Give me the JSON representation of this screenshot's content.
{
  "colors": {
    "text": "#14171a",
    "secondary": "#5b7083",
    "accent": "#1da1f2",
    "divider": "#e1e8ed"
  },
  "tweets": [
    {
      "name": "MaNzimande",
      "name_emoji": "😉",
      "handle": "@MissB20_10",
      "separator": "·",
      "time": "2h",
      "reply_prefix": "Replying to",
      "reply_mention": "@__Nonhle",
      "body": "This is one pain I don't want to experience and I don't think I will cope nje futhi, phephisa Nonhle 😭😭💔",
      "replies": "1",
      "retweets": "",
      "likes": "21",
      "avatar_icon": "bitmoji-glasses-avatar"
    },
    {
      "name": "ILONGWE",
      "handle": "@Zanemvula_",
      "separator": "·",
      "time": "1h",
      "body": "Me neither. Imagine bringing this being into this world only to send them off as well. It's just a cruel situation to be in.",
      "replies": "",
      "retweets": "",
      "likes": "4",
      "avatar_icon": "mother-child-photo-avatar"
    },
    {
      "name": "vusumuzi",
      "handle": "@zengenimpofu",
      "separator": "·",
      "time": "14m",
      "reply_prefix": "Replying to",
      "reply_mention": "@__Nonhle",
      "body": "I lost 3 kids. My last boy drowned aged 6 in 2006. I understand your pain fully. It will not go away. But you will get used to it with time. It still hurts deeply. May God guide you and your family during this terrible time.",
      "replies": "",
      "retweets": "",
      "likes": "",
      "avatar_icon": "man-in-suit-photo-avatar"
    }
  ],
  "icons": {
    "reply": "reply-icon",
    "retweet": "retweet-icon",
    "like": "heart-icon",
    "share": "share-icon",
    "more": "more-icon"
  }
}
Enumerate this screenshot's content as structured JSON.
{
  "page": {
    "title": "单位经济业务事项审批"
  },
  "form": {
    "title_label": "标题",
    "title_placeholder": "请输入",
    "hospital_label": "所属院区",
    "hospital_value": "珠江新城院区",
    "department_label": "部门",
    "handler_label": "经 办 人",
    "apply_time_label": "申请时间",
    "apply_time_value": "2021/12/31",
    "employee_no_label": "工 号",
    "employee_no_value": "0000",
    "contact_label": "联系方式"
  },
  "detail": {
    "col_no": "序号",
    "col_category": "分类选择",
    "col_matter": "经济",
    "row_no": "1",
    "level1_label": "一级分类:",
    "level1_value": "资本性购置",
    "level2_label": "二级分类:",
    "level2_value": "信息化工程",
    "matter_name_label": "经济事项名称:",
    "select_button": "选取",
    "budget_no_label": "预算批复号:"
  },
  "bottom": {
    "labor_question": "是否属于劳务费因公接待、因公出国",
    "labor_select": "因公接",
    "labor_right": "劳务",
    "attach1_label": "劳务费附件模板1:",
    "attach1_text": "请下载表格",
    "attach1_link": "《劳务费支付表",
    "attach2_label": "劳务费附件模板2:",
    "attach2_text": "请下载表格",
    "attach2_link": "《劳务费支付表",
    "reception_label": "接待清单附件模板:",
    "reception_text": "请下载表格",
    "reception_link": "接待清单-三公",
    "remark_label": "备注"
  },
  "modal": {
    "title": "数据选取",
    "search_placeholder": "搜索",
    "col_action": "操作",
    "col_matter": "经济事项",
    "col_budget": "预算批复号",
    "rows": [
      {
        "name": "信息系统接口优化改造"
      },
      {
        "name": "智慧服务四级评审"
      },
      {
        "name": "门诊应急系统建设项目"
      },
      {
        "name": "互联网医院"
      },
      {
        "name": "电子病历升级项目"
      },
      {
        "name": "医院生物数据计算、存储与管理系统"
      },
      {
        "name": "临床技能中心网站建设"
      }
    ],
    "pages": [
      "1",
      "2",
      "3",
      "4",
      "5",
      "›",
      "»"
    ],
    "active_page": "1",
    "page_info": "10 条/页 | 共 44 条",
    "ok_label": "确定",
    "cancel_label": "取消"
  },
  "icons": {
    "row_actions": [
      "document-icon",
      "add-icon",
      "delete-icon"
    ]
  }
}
++++++++++
**What to do:** The full set of records should be duplicated exactly.

**Correct answer:**
Give me the JSON representation of this screenshot's content.
{
  "colors": {
    "text": "#14171a",
    "secondary": "#5b7083",
    "accent": "#1da1f2",
    "divider": "#e1e8ed"
  },
  "tweets": [
    {
      "name": "MaNzimande",
      "name_emoji": "😉",
      "handle": "@MissB20_10",
      "separator": "·",
      "time": "2h",
      "reply_prefix": "Replying to",
      "reply_mention": "@__Nonhle",
      "body": "This is one pain I don't want to experience and I don't think I will cope nje futhi, phephisa Nonhle 😭😭💔",
      "replies": "1",
      "retweets": "",
      "likes": "21",
      "avatar_icon": "bitmoji-glasses-avatar"
    },
    {
      "name": "ILONGWE",
      "handle": "@Zanemvula_",
      "separator": "·",
      "time": "1h",
      "body": "Me neither. Imagine bringing this being into this world only to send them off as well. It's just a cruel situation to be in.",
      "replies": "",
      "retweets": "",
      "likes": "4",
      "avatar_icon": "mother-child-photo-avatar"
    },
    {
      "name": "vusumuzi",
      "handle": "@zengenimpofu",
      "separator": "·",
      "time": "14m",
      "reply_prefix": "Replying to",
      "reply_mention": "@__Nonhle",
      "body": "I lost 3 kids. My last boy drowned aged 6 in 2006. I understand your pain fully. It will not go away. But you will get used to it with time. It still hurts deeply. May God guide you and your family during this terrible time.",
      "replies": "",
      "retweets": "",
      "likes": "",
      "avatar_icon": "man-in-suit-photo-avatar"
    }
  ],
  "icons": {
    "reply": "reply-icon",
    "retweet": "retweet-icon",
    "like": "heart-icon",
    "share": "share-icon",
    "more": "more-icon"
  }
}
Enumerate this screenshot's content as structured JSON.
{
  "page": {
    "title": "单位经济业务事项审批"
  },
  "form": {
    "title_label": "标题",
    "title_placeholder": "请输入",
    "hospital_label": "所属院区",
    "hospital_value": "珠江新城院区",
    "department_label": "部门",
    "handler_label": "经 办 人",
    "apply_time_label": "申请时间",
    "apply_time_value": "2021/12/31",
    "employee_no_label": "工 号",
    "employee_no_value": "0000",
    "contact_label": "联系方式"
  },
  "detail": {
    "col_no": "序号",
    "col_category": "分类选择",
    "col_matter": "经济",
    "row_no": "1",
    "level1_label": "一级分类:",
    "level1_value": "资本性购置",
    "level2_label": "二级分类:",
    "level2_value": "信息化工程",
    "matter_name_label": "经济事项名称:",
    "select_button": "选取",
    "budget_no_label": "预算批复号:"
  },
  "bottom": {
    "labor_question": "是否属于劳务费因公接待、因公出国",
    "labor_select": "因公接",
    "labor_right": "劳务",
    "attach1_label": "劳务费附件模板1:",
    "attach1_text": "请下载表格",
    "attach1_link": "《劳务费支付表",
    "attach2_label": "劳务费附件模板2:",
    "attach2_text": "请下载表格",
    "attach2_link": "《劳务费支付表",
    "reception_label": "接待清单附件模板:",
    "reception_text": "请下载表格",
    "reception_link": "接待清单-三公",
    "remark_label": "备注"
  },
  "modal": {
    "title": "数据选取",
    "search_placeholder": "搜索",
    "col_action": "操作",
    "col_matter": "经济事项",
    "col_budget": "预算批复号",
    "rows": [
      {
        "name": "信息系统接口优化改造"
      },
      {
        "name": "智慧服务四级评审"
      },
      {
        "name": "门诊应急系统建设项目"
      },
      {
        "name": "互联网医院"
      },
      {
        "name": "电子病历升级项目"
      },
      {
        "name": "医院生物数据计算、存储与管理系统"
      },
      {
        "name": "临床技能中心网站建设"
      }
    ],
    "pages": [
      "1",
      "2",
      "3",
      "4",
      "5",
      "›",
      "»"
    ],
    "active_page": "1",
    "page_info": "10 条/页 | 共 44 条",
    "ok_label": "确定",
    "cancel_label": "取消"
  },
  "icons": {
    "row_actions": [
      "document-icon",
      "add-icon",
      "delete-icon"
    ]
  }
}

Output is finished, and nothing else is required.